Make an exact copy of all the entries, with the pictures left out.

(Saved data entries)
************

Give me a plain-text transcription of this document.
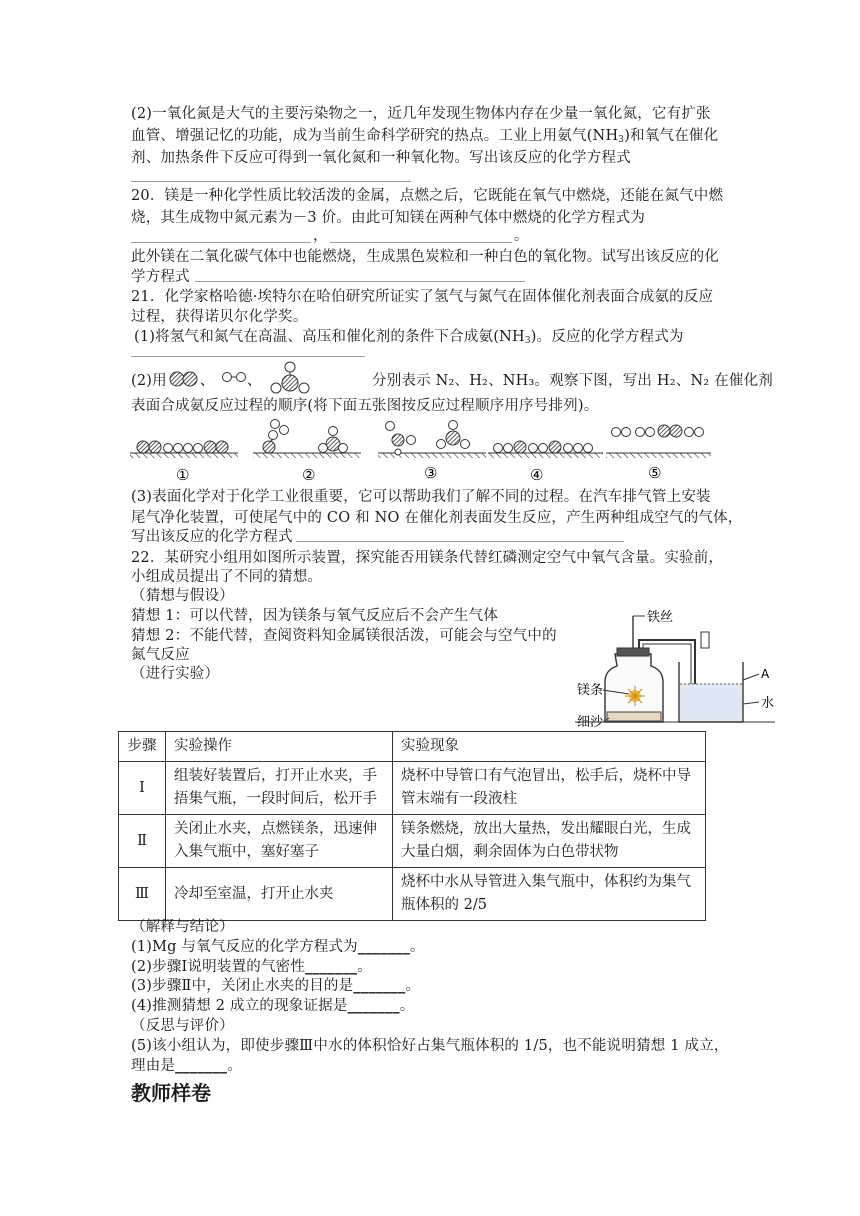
(2)一氧化氮是大气的主要污染物之一，近几年发现生物体内存在少量一氧化氮，它有扩张
血管、增强记忆的功能，成为当前生命科学研究的热点。工业上用氨气$(NH_3)$和氧气在催化
剂、加热条件下反应可得到一氧化氮和一种氧化物。写出该反应的化学方程式
20．镁是一种化学性质比较活泼的金属，点燃之后，它既能在氧气中燃烧，还能在氮气中燃
烧，其生成物中氮元素为－3 价。由此可知镁在两种气体中燃烧的化学方程式为
，	。
此外镁在二氧化碳气体中也能燃烧，生成黑色炭粒和一种白色的氧化物。试写出该反应的化
学方程式
21．化学家格哈德·埃特尔在哈伯研究所证实了氢气与氮气在固体催化剂表面合成氨的反应
过程，获得诺贝尔化学奖。
(1)将氢气和氮气在高温、高压和催化剂的条件下合成氨$(NH_3)$。反应的化学方程式为
(2)用 、 、	分别表示 N₂、H₂、NH₃。观察下图，写出 H₂、N₂ 在催化剂
表面合成氨反应过程的顺序(将下面五张图按反应过程顺序用序号排列)。
①	②	③	④	⑤
(3)表面化学对于化学工业很重要，它可以帮助我们了解不同的过程。在汽车排气管上安装
尾气净化装置，可使尾气中的 CO 和 NO 在催化剂表面发生反应，产生两种组成空气的气体，
写出该反应的化学方程式
22．某研究小组用如图所示装置，探究能否用镁条代替红磷测定空气中氧气含量。实验前，
小组成员提出了不同的猜想。
（猜想与假设）
猜想 1：可以代替，因为镁条与氧气反应后不会产生气体
猜想 2：不能代替，查阅资料知金属镁很活泼，可能会与空气中的
氮气反应
（进行实验）
铁丝
镁条
细沙
A
水
步骤	实验操作	实验现象
Ⅰ	组装好装置后，打开止水夹，手捂集气瓶，一段时间后，松开手	烧杯中导管口有气泡冒出，松手后，烧杯中导管末端有一段液柱
Ⅱ	关闭止水夹，点燃镁条，迅速伸入集气瓶中，塞好塞子	镁条燃烧，放出大量热，发出耀眼白光，生成大量白烟，剩余固体为白色带状物
Ⅲ	冷却至室温，打开止水夹	烧杯中水从导管进入集气瓶中，体积约为集气瓶体积的 2/5
（解释与结论）
(1)Mg 与氧气反应的化学方程式为_______。
(2)步骤Ⅰ说明装置的气密性_______。
(3)步骤Ⅱ中，关闭止水夹的目的是_______。
(4)推测猜想 2 成立的现象证据是_______。
（反思与评价）
(5)该小组认为，即使步骤Ⅲ中水的体积恰好占集气瓶体积的 1/5，也不能说明猜想 1 成立，
理由是_______。
教师样卷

************

Result —
Give me a plain-text transcription of this document.
(2)一氧化氮是大气的主要污染物之一，近几年发现生物体内存在少量一氧化氮，它有扩张
血管、增强记忆的功能，成为当前生命科学研究的热点。工业上用氨气$(NH_3)$和氧气在催化
剂、加热条件下反应可得到一氧化氮和一种氧化物。写出该反应的化学方程式
20．镁是一种化学性质比较活泼的金属，点燃之后，它既能在氧气中燃烧，还能在氮气中燃
烧，其生成物中氮元素为－3 价。由此可知镁在两种气体中燃烧的化学方程式为
，	。
此外镁在二氧化碳气体中也能燃烧，生成黑色炭粒和一种白色的氧化物。试写出该反应的化
学方程式
21．化学家格哈德·埃特尔在哈伯研究所证实了氢气与氮气在固体催化剂表面合成氨的反应
过程，获得诺贝尔化学奖。
(1)将氢气和氮气在高温、高压和催化剂的条件下合成氨$(NH_3)$。反应的化学方程式为
(2)用 、 、	分别表示 N₂、H₂、NH₃。观察下图，写出 H₂、N₂ 在催化剂
表面合成氨反应过程的顺序(将下面五张图按反应过程顺序用序号排列)。
①	②	③	④	⑤
(3)表面化学对于化学工业很重要，它可以帮助我们了解不同的过程。在汽车排气管上安装
尾气净化装置，可使尾气中的 CO 和 NO 在催化剂表面发生反应，产生两种组成空气的气体，
写出该反应的化学方程式
22．某研究小组用如图所示装置，探究能否用镁条代替红磷测定空气中氧气含量。实验前，
小组成员提出了不同的猜想。
（猜想与假设）
猜想 1：可以代替，因为镁条与氧气反应后不会产生气体
猜想 2：不能代替，查阅资料知金属镁很活泼，可能会与空气中的
氮气反应
（进行实验）
铁丝
镁条
细沙
A
水
步骤	实验操作	实验现象
Ⅰ	组装好装置后，打开止水夹，手捂集气瓶，一段时间后，松开手	烧杯中导管口有气泡冒出，松手后，烧杯中导管末端有一段液柱
Ⅱ	关闭止水夹，点燃镁条，迅速伸入集气瓶中，塞好塞子	镁条燃烧，放出大量热，发出耀眼白光，生成大量白烟，剩余固体为白色带状物
Ⅲ	冷却至室温，打开止水夹	烧杯中水从导管进入集气瓶中，体积约为集气瓶体积的 2/5
（解释与结论）
(1)Mg 与氧气反应的化学方程式为_______。
(2)步骤Ⅰ说明装置的气密性_______。
(3)步骤Ⅱ中，关闭止水夹的目的是_______。
(4)推测猜想 2 成立的现象证据是_______。
（反思与评价）
(5)该小组认为，即使步骤Ⅲ中水的体积恰好占集气瓶体积的 1/5，也不能说明猜想 1 成立，
理由是_______。
教师样卷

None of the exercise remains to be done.